* **Short exercise**
Repeat each line word for word.

* **Extracted data**
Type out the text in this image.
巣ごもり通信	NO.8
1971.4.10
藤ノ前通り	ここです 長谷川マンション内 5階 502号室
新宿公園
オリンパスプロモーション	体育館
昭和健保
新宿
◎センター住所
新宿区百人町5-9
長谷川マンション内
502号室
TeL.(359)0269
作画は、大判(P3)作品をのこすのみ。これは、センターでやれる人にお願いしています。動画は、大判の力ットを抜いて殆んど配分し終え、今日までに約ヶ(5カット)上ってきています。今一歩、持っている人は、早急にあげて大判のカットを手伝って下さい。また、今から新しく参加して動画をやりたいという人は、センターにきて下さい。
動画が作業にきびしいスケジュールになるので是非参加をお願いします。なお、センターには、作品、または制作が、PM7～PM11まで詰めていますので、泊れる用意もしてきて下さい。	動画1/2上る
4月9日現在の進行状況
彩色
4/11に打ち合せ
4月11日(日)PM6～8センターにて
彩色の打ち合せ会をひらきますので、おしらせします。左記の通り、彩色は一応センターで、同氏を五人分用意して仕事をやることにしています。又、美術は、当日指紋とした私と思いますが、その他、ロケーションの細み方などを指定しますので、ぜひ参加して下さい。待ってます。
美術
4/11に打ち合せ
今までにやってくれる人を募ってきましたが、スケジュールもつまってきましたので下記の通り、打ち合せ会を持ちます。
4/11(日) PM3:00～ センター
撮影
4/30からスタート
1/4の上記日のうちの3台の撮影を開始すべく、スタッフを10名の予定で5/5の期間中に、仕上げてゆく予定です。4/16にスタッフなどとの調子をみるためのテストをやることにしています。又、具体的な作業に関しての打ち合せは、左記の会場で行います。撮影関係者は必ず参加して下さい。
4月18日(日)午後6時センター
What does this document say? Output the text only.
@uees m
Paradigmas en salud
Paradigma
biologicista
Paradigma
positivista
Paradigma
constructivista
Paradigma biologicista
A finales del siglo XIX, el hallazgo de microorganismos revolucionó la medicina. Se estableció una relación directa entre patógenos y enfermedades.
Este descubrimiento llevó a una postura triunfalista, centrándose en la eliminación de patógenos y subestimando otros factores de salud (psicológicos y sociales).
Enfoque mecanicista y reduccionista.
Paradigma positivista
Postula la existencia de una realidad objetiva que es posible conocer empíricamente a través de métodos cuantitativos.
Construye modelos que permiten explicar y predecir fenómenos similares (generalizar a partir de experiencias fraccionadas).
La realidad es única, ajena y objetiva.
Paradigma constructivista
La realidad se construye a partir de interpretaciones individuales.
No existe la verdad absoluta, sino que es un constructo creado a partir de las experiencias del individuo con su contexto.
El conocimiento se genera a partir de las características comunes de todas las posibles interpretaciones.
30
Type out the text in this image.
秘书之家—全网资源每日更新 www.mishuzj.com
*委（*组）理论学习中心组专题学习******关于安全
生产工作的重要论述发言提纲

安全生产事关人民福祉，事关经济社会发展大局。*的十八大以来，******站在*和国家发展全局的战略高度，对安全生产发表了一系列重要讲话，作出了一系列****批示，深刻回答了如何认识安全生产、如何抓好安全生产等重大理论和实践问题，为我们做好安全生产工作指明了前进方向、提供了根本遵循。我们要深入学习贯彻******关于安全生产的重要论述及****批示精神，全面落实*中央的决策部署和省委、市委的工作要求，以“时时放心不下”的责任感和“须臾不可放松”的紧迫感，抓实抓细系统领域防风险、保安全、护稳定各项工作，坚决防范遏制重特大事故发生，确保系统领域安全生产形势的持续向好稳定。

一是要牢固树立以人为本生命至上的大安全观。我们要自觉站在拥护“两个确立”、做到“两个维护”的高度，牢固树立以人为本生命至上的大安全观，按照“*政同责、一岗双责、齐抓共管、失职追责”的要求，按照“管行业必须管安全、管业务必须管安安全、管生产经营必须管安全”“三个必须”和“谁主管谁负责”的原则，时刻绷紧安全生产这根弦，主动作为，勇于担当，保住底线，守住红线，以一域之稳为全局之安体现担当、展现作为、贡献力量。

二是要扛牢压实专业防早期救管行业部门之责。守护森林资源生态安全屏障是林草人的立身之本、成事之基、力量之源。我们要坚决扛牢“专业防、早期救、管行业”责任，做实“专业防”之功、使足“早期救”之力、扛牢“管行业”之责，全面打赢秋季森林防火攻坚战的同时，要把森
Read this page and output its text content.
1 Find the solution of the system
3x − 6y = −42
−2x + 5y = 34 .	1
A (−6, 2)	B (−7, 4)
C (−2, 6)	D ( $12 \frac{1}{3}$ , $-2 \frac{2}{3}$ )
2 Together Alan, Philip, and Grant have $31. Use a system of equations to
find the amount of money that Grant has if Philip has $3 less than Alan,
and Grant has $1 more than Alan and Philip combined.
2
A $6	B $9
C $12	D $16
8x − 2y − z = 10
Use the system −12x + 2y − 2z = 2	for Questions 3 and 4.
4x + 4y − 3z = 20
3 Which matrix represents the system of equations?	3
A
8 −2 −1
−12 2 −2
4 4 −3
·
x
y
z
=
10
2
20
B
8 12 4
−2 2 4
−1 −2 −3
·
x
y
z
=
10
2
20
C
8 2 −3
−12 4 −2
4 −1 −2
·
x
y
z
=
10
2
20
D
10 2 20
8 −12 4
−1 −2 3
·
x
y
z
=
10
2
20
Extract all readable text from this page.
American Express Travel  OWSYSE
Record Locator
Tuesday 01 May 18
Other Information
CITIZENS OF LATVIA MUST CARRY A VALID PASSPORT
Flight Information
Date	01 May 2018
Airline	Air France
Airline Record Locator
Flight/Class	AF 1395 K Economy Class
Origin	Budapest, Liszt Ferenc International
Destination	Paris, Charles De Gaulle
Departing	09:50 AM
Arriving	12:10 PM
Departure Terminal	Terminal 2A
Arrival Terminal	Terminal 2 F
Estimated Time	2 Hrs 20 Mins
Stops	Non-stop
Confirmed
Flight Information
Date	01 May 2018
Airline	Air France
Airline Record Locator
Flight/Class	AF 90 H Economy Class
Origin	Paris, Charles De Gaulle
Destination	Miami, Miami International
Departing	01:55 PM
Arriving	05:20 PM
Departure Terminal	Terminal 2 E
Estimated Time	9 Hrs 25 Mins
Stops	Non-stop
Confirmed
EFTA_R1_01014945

* **Exercise answer**
Type out the text in this image.
巣ごもり通信	NO.8
1971.4.10
藤ノ前通り	ここです 長谷川マンション内 5階 502号室
新宿公園
オリンパスプロモーション	体育館
昭和健保
新宿
◎センター住所
新宿区百人町5-9
長谷川マンション内
502号室
TeL.(359)0269
作画は、大判(P3)作品をのこすのみ。これは、センターでやれる人にお願いしています。動画は、大判の力ットを抜いて殆んど配分し終え、今日までに約ヶ(5カット)上ってきています。今一歩、持っている人は、早急にあげて大判のカットを手伝って下さい。また、今から新しく参加して動画をやりたいという人は、センターにきて下さい。
動画が作業にきびしいスケジュールになるので是非参加をお願いします。なお、センターには、作品、または制作が、PM7～PM11まで詰めていますので、泊れる用意もしてきて下さい。	動画1/2上る
4月9日現在の進行状況
彩色
4/11に打ち合せ
4月11日(日)PM6～8センターにて
彩色の打ち合せ会をひらきますので、おしらせします。左記の通り、彩色は一応センターで、同氏を五人分用意して仕事をやることにしています。又、美術は、当日指紋とした私と思いますが、その他、ロケーションの細み方などを指定しますので、ぜひ参加して下さい。待ってます。
美術
4/11に打ち合せ
今までにやってくれる人を募ってきましたが、スケジュールもつまってきましたので下記の通り、打ち合せ会を持ちます。
4/11(日) PM3:00～ センター
撮影
4/30からスタート
1/4の上記日のうちの3台の撮影を開始すべく、スタッフを10名の予定で5/5の期間中に、仕上げてゆく予定です。4/16にスタッフなどとの調子をみるためのテストをやることにしています。又、具体的な作業に関しての打ち合せは、左記の会場で行います。撮影関係者は必ず参加して下さい。
4月18日(日)午後6時センター
What does this document say? Output the text only.
@uees m
Paradigmas en salud
Paradigma
biologicista
Paradigma
positivista
Paradigma
constructivista
Paradigma biologicista
A finales del siglo XIX, el hallazgo de microorganismos revolucionó la medicina. Se estableció una relación directa entre patógenos y enfermedades.
Este descubrimiento llevó a una postura triunfalista, centrándose en la eliminación de patógenos y subestimando otros factores de salud (psicológicos y sociales).
Enfoque mecanicista y reduccionista.
Paradigma positivista
Postula la existencia de una realidad objetiva que es posible conocer empíricamente a través de métodos cuantitativos.
Construye modelos que permiten explicar y predecir fenómenos similares (generalizar a partir de experiencias fraccionadas).
La realidad es única, ajena y objetiva.
Paradigma constructivista
La realidad se construye a partir de interpretaciones individuales.
No existe la verdad absoluta, sino que es un constructo creado a partir de las experiencias del individuo con su contexto.
El conocimiento se genera a partir de las características comunes de todas las posibles interpretaciones.
30
Type out the text in this image.
秘书之家—全网资源每日更新 www.mishuzj.com
*委（*组）理论学习中心组专题学习******关于安全
生产工作的重要论述发言提纲

安全生产事关人民福祉，事关经济社会发展大局。*的十八大以来，******站在*和国家发展全局的战略高度，对安全生产发表了一系列重要讲话，作出了一系列****批示，深刻回答了如何认识安全生产、如何抓好安全生产等重大理论和实践问题，为我们做好安全生产工作指明了前进方向、提供了根本遵循。我们要深入学习贯彻******关于安全生产的重要论述及****批示精神，全面落实*中央的决策部署和省委、市委的工作要求，以“时时放心不下”的责任感和“须臾不可放松”的紧迫感，抓实抓细系统领域防风险、保安全、护稳定各项工作，坚决防范遏制重特大事故发生，确保系统领域安全生产形势的持续向好稳定。

一是要牢固树立以人为本生命至上的大安全观。我们要自觉站在拥护“两个确立”、做到“两个维护”的高度，牢固树立以人为本生命至上的大安全观，按照“*政同责、一岗双责、齐抓共管、失职追责”的要求，按照“管行业必须管安全、管业务必须管安安全、管生产经营必须管安全”“三个必须”和“谁主管谁负责”的原则，时刻绷紧安全生产这根弦，主动作为，勇于担当，保住底线，守住红线，以一域之稳为全局之安体现担当、展现作为、贡献力量。

二是要扛牢压实专业防早期救管行业部门之责。守护森林资源生态安全屏障是林草人的立身之本、成事之基、力量之源。我们要坚决扛牢“专业防、早期救、管行业”责任，做实“专业防”之功、使足“早期救”之力、扛牢“管行业”之责，全面打赢秋季森林防火攻坚战的同时，要把森
Read this page and output its text content.
1 Find the solution of the system
3x − 6y = −42
−2x + 5y = 34 .	1
A (−6, 2)	B (−7, 4)
C (−2, 6)	D ( $12 \frac{1}{3}$ , $-2 \frac{2}{3}$ )
2 Together Alan, Philip, and Grant have $31. Use a system of equations to
find the amount of money that Grant has if Philip has $3 less than Alan,
and Grant has $1 more than Alan and Philip combined.
2
A $6	B $9
C $12	D $16
8x − 2y − z = 10
Use the system −12x + 2y − 2z = 2	for Questions 3 and 4.
4x + 4y − 3z = 20
3 Which matrix represents the system of equations?	3
A
8 −2 −1
−12 2 −2
4 4 −3
·
x
y
z
=
10
2
20
B
8 12 4
−2 2 4
−1 −2 −3
·
x
y
z
=
10
2
20
C
8 2 −3
−12 4 −2
4 −1 −2
·
x
y
z
=
10
2
20
D
10 2 20
8 −12 4
−1 −2 3
·
x
y
z
=
10
2
20
Extract all readable text from this page.
American Express Travel  OWSYSE
Record Locator
Tuesday 01 May 18
Other Information
CITIZENS OF LATVIA MUST CARRY A VALID PASSPORT
Flight Information
Date	01 May 2018
Airline	Air France
Airline Record Locator
Flight/Class	AF 1395 K Economy Class
Origin	Budapest, Liszt Ferenc International
Destination	Paris, Charles De Gaulle
Departing	09:50 AM
Arriving	12:10 PM
Departure Terminal	Terminal 2A
Arrival Terminal	Terminal 2 F
Estimated Time	2 Hrs 20 Mins
Stops	Non-stop
Confirmed
Flight Information
Date	01 May 2018
Airline	Air France
Airline Record Locator
Flight/Class	AF 90 H Economy Class
Origin	Paris, Charles De Gaulle
Destination	Miami, Miami International
Departing	01:55 PM
Arriving	05:20 PM
Departure Terminal	Terminal 2 E
Estimated Time	9 Hrs 25 Mins
Stops	Non-stop
Confirmed
EFTA_R1_01014945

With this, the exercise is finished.